**To be done:**
Word for word, transcribe the lines below and drop the pictures.

Stored data
--- BEGIN ---
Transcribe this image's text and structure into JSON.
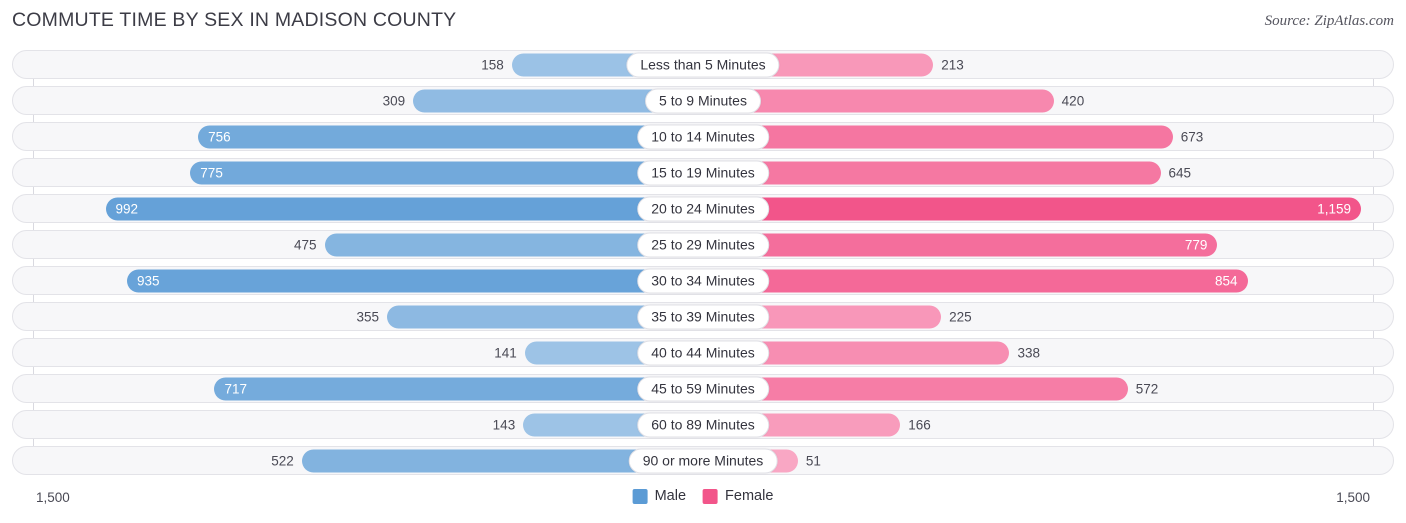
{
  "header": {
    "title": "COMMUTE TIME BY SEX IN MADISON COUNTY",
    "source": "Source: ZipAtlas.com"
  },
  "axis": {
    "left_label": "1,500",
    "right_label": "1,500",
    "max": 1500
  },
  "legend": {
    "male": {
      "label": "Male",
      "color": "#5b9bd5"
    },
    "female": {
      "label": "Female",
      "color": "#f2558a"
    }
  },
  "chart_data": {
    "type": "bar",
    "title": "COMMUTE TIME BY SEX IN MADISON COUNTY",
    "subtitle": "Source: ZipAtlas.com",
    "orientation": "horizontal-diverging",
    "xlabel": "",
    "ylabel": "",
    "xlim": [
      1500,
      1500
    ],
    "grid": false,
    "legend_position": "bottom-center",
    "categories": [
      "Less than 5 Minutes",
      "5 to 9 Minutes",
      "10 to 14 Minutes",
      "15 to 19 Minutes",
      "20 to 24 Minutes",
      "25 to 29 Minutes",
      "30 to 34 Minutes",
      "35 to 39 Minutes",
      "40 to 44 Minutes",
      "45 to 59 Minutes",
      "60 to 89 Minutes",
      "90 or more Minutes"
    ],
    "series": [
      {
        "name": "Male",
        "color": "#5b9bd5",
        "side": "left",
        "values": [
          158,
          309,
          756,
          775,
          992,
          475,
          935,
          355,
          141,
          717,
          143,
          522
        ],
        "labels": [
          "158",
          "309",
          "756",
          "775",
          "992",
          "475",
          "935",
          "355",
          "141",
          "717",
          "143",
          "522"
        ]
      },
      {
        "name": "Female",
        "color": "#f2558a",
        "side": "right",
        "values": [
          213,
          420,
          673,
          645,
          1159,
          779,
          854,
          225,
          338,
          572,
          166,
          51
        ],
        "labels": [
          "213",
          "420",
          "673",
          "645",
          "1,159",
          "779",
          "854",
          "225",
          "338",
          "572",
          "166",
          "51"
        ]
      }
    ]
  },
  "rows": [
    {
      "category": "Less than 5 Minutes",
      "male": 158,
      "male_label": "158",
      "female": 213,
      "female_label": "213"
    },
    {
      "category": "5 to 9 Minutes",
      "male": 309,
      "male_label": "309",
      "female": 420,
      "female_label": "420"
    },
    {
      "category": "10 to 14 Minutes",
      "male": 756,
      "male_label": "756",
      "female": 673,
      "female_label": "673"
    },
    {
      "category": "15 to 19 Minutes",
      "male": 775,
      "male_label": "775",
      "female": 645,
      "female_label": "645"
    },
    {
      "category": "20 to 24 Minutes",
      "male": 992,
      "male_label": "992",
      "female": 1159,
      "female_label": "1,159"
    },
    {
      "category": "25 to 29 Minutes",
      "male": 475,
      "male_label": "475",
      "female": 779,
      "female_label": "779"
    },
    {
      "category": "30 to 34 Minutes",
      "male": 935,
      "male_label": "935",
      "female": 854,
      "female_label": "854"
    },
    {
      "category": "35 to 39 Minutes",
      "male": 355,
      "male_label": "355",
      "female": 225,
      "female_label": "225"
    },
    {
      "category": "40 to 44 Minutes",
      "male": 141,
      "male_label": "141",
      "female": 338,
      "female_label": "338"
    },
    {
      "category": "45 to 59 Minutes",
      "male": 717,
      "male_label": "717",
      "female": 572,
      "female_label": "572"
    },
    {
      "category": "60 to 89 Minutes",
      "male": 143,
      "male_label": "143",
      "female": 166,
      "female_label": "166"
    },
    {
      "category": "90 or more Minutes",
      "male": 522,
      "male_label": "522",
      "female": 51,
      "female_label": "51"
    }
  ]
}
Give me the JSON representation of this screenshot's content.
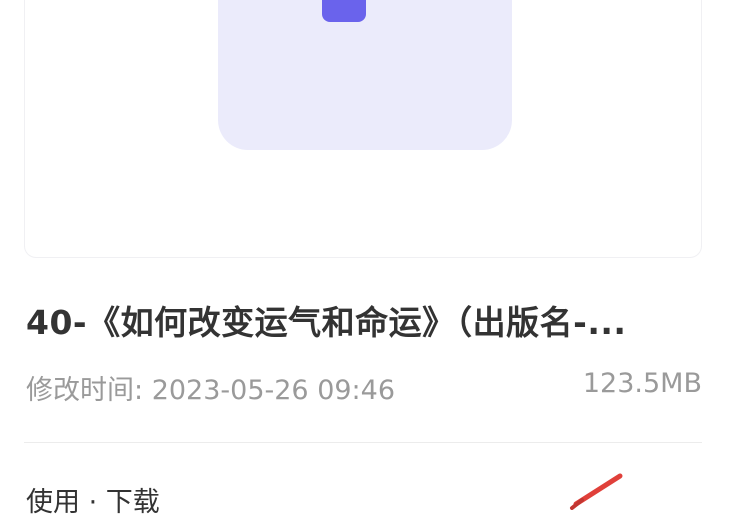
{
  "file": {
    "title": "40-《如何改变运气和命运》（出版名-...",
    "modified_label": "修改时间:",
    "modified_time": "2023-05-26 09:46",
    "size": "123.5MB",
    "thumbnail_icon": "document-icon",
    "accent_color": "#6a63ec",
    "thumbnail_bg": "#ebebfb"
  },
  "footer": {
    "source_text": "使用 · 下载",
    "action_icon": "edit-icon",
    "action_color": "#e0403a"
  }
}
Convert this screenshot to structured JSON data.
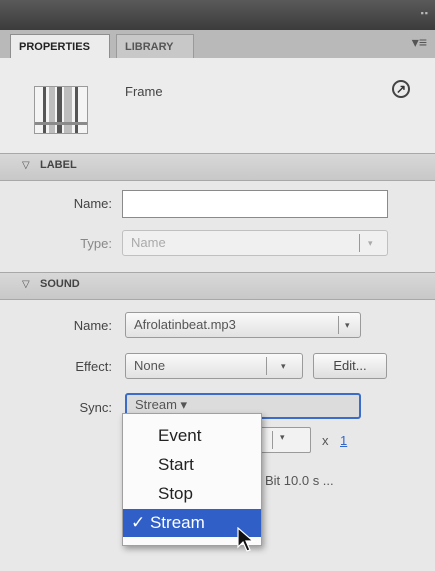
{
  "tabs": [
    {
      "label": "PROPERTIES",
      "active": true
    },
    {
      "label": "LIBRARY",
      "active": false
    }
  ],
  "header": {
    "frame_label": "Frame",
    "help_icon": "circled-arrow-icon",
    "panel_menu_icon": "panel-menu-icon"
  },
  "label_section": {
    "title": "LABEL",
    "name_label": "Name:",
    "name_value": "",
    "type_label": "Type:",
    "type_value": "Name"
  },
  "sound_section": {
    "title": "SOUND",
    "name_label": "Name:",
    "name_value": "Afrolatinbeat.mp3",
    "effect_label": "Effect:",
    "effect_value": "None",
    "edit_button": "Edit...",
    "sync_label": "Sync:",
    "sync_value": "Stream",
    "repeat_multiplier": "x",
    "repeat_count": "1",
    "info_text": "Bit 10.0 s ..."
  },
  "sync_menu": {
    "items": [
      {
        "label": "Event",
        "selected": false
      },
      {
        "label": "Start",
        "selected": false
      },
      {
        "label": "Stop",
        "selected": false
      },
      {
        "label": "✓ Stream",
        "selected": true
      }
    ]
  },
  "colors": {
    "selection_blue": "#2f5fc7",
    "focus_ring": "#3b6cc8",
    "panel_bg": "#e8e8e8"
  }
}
--- END ---
**Task result:**
Transcribe this image's text and structure into JSON.
{
  "header": {
    "title": "COMMUTE TIME BY SEX IN MADISON COUNTY",
    "source": "Source: ZipAtlas.com"
  },
  "axis": {
    "left_label": "1,500",
    "right_label": "1,500",
    "max": 1500
  },
  "legend": {
    "male": {
      "label": "Male",
      "color": "#5b9bd5"
    },
    "female": {
      "label": "Female",
      "color": "#f2558a"
    }
  },
  "chart_data": {
    "type": "bar",
    "title": "COMMUTE TIME BY SEX IN MADISON COUNTY",
    "subtitle": "Source: ZipAtlas.com",
    "orientation": "horizontal-diverging",
    "xlabel": "",
    "ylabel": "",
    "xlim": [
      1500,
      1500
    ],
    "grid": false,
    "legend_position": "bottom-center",
    "categories": [
      "Less than 5 Minutes",
      "5 to 9 Minutes",
      "10 to 14 Minutes",
      "15 to 19 Minutes",
      "20 to 24 Minutes",
      "25 to 29 Minutes",
      "30 to 34 Minutes",
      "35 to 39 Minutes",
      "40 to 44 Minutes",
      "45 to 59 Minutes",
      "60 to 89 Minutes",
      "90 or more Minutes"
    ],
    "series": [
      {
        "name": "Male",
        "color": "#5b9bd5",
        "side": "left",
        "values": [
          158,
          309,
          756,
          775,
          992,
          475,
          935,
          355,
          141,
          717,
          143,
          522
        ],
        "labels": [
          "158",
          "309",
          "756",
          "775",
          "992",
          "475",
          "935",
          "355",
          "141",
          "717",
          "143",
          "522"
        ]
      },
      {
        "name": "Female",
        "color": "#f2558a",
        "side": "right",
        "values": [
          213,
          420,
          673,
          645,
          1159,
          779,
          854,
          225,
          338,
          572,
          166,
          51
        ],
        "labels": [
          "213",
          "420",
          "673",
          "645",
          "1,159",
          "779",
          "854",
          "225",
          "338",
          "572",
          "166",
          "51"
        ]
      }
    ]
  },
  "rows": [
    {
      "category": "Less than 5 Minutes",
      "male": 158,
      "male_label": "158",
      "female": 213,
      "female_label": "213"
    },
    {
      "category": "5 to 9 Minutes",
      "male": 309,
      "male_label": "309",
      "female": 420,
      "female_label": "420"
    },
    {
      "category": "10 to 14 Minutes",
      "male": 756,
      "male_label": "756",
      "female": 673,
      "female_label": "673"
    },
    {
      "category": "15 to 19 Minutes",
      "male": 775,
      "male_label": "775",
      "female": 645,
      "female_label": "645"
    },
    {
      "category": "20 to 24 Minutes",
      "male": 992,
      "male_label": "992",
      "female": 1159,
      "female_label": "1,159"
    },
    {
      "category": "25 to 29 Minutes",
      "male": 475,
      "male_label": "475",
      "female": 779,
      "female_label": "779"
    },
    {
      "category": "30 to 34 Minutes",
      "male": 935,
      "male_label": "935",
      "female": 854,
      "female_label": "854"
    },
    {
      "category": "35 to 39 Minutes",
      "male": 355,
      "male_label": "355",
      "female": 225,
      "female_label": "225"
    },
    {
      "category": "40 to 44 Minutes",
      "male": 141,
      "male_label": "141",
      "female": 338,
      "female_label": "338"
    },
    {
      "category": "45 to 59 Minutes",
      "male": 717,
      "male_label": "717",
      "female": 572,
      "female_label": "572"
    },
    {
      "category": "60 to 89 Minutes",
      "male": 143,
      "male_label": "143",
      "female": 166,
      "female_label": "166"
    },
    {
      "category": "90 or more Minutes",
      "male": 522,
      "male_label": "522",
      "female": 51,
      "female_label": "51"
    }
  ]
}
Give me the JSON representation of this screenshot's content.
{
  "file": {
    "title": "40-《如何改变运气和命运》（出版名-...",
    "modified_label": "修改时间:",
    "modified_time": "2023-05-26 09:46",
    "size": "123.5MB",
    "thumbnail_icon": "document-icon",
    "accent_color": "#6a63ec",
    "thumbnail_bg": "#ebebfb"
  },
  "footer": {
    "source_text": "使用 · 下载",
    "action_icon": "edit-icon",
    "action_color": "#e0403a"
  }
}
Convert this screenshot to structured JSON data.
{
  "tabs": [
    {
      "label": "PROPERTIES",
      "active": true
    },
    {
      "label": "LIBRARY",
      "active": false
    }
  ],
  "header": {
    "frame_label": "Frame",
    "help_icon": "circled-arrow-icon",
    "panel_menu_icon": "panel-menu-icon"
  },
  "label_section": {
    "title": "LABEL",
    "name_label": "Name:",
    "name_value": "",
    "type_label": "Type:",
    "type_value": "Name"
  },
  "sound_section": {
    "title": "SOUND",
    "name_label": "Name:",
    "name_value": "Afrolatinbeat.mp3",
    "effect_label": "Effect:",
    "effect_value": "None",
    "edit_button": "Edit...",
    "sync_label": "Sync:",
    "sync_value": "Stream",
    "repeat_multiplier": "x",
    "repeat_count": "1",
    "info_text": "Bit 10.0 s ..."
  },
  "sync_menu": {
    "items": [
      {
        "label": "Event",
        "selected": false
      },
      {
        "label": "Start",
        "selected": false
      },
      {
        "label": "Stop",
        "selected": false
      },
      {
        "label": "✓ Stream",
        "selected": true
      }
    ]
  },
  "colors": {
    "selection_blue": "#2f5fc7",
    "focus_ring": "#3b6cc8",
    "panel_bg": "#e8e8e8"
  }
}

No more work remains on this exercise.